* [Dataset entries]:
↓
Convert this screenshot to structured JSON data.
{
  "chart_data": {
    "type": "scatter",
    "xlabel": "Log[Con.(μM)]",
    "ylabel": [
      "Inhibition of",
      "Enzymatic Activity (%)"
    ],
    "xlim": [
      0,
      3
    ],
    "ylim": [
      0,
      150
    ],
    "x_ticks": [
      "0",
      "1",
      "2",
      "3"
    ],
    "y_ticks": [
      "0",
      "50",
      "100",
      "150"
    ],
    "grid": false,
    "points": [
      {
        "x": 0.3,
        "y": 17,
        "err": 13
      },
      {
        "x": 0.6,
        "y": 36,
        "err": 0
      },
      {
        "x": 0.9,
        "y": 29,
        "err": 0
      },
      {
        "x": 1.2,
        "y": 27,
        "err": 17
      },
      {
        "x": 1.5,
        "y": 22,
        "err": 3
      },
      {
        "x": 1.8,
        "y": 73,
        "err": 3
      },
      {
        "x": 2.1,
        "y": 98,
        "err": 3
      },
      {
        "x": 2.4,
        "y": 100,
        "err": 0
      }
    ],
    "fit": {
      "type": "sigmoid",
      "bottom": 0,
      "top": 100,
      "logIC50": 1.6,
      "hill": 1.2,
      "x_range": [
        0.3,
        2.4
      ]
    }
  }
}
↑
Restate the data above exactly, keeping each word as it stands.

Convert this screenshot to structured JSON data.
{
  "chart_data": {
    "type": "scatter",
    "xlabel": "Log[Con.(μM)]",
    "ylabel": [
      "Inhibition of",
      "Enzymatic Activity (%)"
    ],
    "xlim": [
      0,
      3
    ],
    "ylim": [
      0,
      150
    ],
    "x_ticks": [
      "0",
      "1",
      "2",
      "3"
    ],
    "y_ticks": [
      "0",
      "50",
      "100",
      "150"
    ],
    "grid": false,
    "points": [
      {
        "x": 0.3,
        "y": 17,
        "err": 13
      },
      {
        "x": 0.6,
        "y": 36,
        "err": 0
      },
      {
        "x": 0.9,
        "y": 29,
        "err": 0
      },
      {
        "x": 1.2,
        "y": 27,
        "err": 17
      },
      {
        "x": 1.5,
        "y": 22,
        "err": 3
      },
      {
        "x": 1.8,
        "y": 73,
        "err": 3
      },
      {
        "x": 2.1,
        "y": 98,
        "err": 3
      },
      {
        "x": 2.4,
        "y": 100,
        "err": 0
      }
    ],
    "fit": {
      "type": "sigmoid",
      "bottom": 0,
      "top": 100,
      "logIC50": 1.6,
      "hill": 1.2,
      "x_range": [
        0.3,
        2.4
      ]
    }
  }
}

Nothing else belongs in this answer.